FRAGMENTO DEL TEXTO ::
____________
Así que cuando salió nigger, puse “negro”. “Negra”, creo recordar, en femenino, la primera vez que salió. Por todo esto que explico y porque la literatura nos da otras herramientas: el ambiente, el personaje, la situación, las descripciones, la tensión narrativa… Cuando un personaje dice “¿Qué haces con esa negra?”, la frase tiene tal carga de insulto que ya nos da dos datos: uno, objetivo, la raza de la mujer; y un segundo, subjetivo: que su raza, su color de piel, no es bienvenido: es objeto de odio, o de desconfianza. Y eso ya nos sitúa en una posición determinada. No utilicé, sin embargo “negrata”. Ahí sí que tuve la impresión de que me situaba en un momento social que ya ha pasado. Quizá en una película se puede emplear (sé que ha salido en Django desencadenado, por ejemplo), pero el cine, aunque la película sea un clásico, es una obra mucho más líquida, móvil, dinámica. Una obra literaria, aunque no sea granítica, tiene una vocación mucho más estática, y conviene ceñirse a un término que resista mejor el paso del tiempo. Me pareció que las veces que se empleaba la palabra nigger (o negro), que afortunadamente no son muchas, la traducción por “negro” iba bien, porque el resto de factores añadían lo que faltaba: neutralidad, afecto, o insulto. También ayudó que al principio de la novela Dana, la protagonista, tiene una conversación muy pedagógica con el niño donde le explica que no es correcto que haga referencia a su color de piel en tono de desprecio llamándole “negra”, aunque está claro — objetivamente — que es una mujer y es de raza negra. Esa frase de Dana resume mi filosofía.
____________
Listados anotados de elementos
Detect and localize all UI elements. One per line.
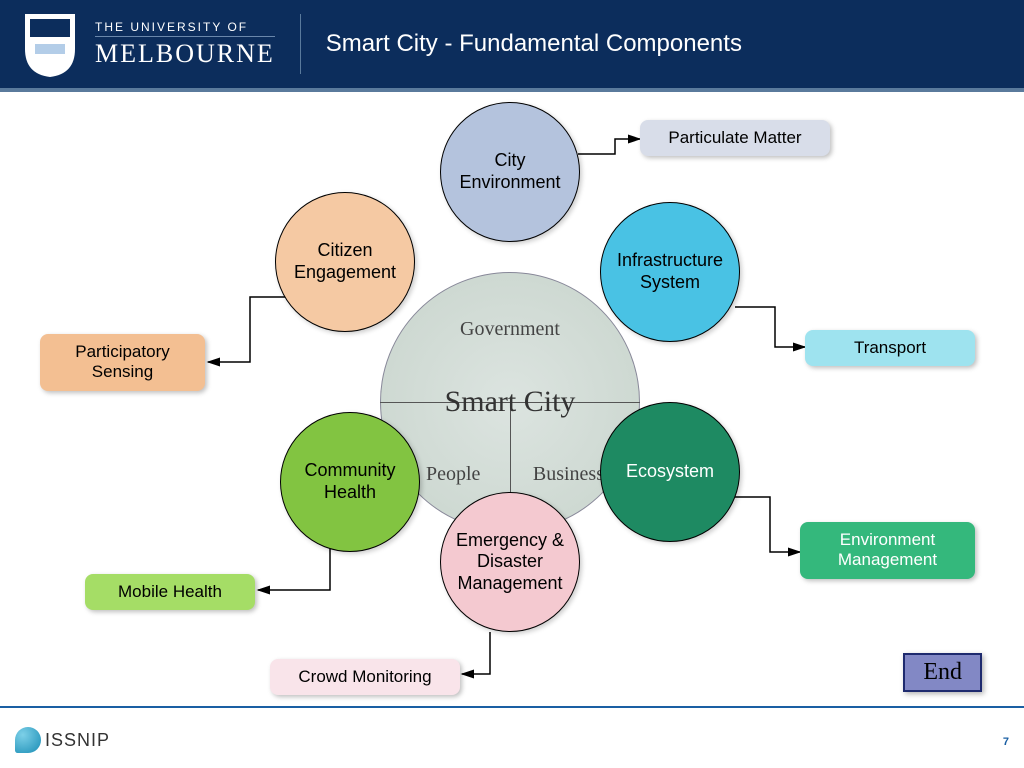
issnip-text: ISSNIP [45, 730, 110, 751]
slide-title: Smart City - Fundamental Components [326, 30, 742, 58]
tag-transport: Transport [805, 330, 975, 366]
issnip-icon [15, 727, 41, 753]
university-name: THE UNIVERSITY OF MELBOURNE [95, 20, 275, 69]
node-community: CommunityHealth [280, 412, 420, 552]
university-crest-icon [20, 9, 80, 79]
header-divider [300, 14, 301, 74]
sector-people: People [426, 463, 480, 486]
issnip-logo: ISSNIP [15, 727, 110, 753]
uni-name-top: THE UNIVERSITY OF [95, 20, 275, 34]
tag-crowd: Crowd Monitoring [270, 659, 460, 695]
tag-participatory: ParticipatorySensing [40, 334, 205, 391]
node-city-env: CityEnvironment [440, 102, 580, 242]
node-emergency: Emergency &DisasterManagement [440, 492, 580, 632]
uni-name-bottom: MELBOURNE [95, 36, 275, 69]
tag-mobile-health: Mobile Health [85, 574, 255, 610]
center-title: Smart City [445, 385, 576, 419]
diagram-canvas: Government Smart City People Business Ci… [0, 92, 1024, 712]
page-number: 7 [1003, 736, 1009, 748]
node-ecosystem: Ecosystem [600, 402, 740, 542]
tag-particulate: Particulate Matter [640, 120, 830, 156]
header-bar: THE UNIVERSITY OF MELBOURNE Smart City -… [0, 0, 1024, 92]
node-citizen: CitizenEngagement [275, 192, 415, 332]
footer-rule [0, 706, 1024, 708]
sector-government: Government [460, 318, 560, 341]
tag-env-mgmt: EnvironmentManagement [800, 522, 975, 579]
end-button[interactable]: End [903, 653, 982, 692]
node-infra: InfrastructureSystem [600, 202, 740, 342]
sector-business: Business [533, 463, 604, 486]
____________
TAREAS ESCRITAS ::
[a] Indica si cada afirmación concuerda con el fragmento y cita las palabras que lo deciden: (i) el traductor empleó la palabra "negrata" en su versión; (ii) la palabra original aparece pocas veces en la novela; (iii) el traductor considera que una obra literaria tiene una vocación más estática que una película.
[b] Según el fragmento, ¿con quién tiene Dana una conversación muy pedagógica al principio de la novela?
[c] Explica, con lo que dice el fragmento, por qué el traductor no usó "negrata".

RESULTADOS FINALES ::
[a]
(i) No: "No utilicé, sin embargo “negrata”."
(ii) Sí: "que afortunadamente no son muchas".
(iii) Sí: "Una obra literaria, aunque no sea granítica, tiene una vocación mucho más estática".

[b] Con el niño.

[c] Tuvo la impresión de que esa palabra lo situaba en un momento social que ya ha pasado. Además, una obra literaria tiene una vocación más estática que el cine, y por eso conviene ceñirse a un término que resista mejor el paso del tiempo.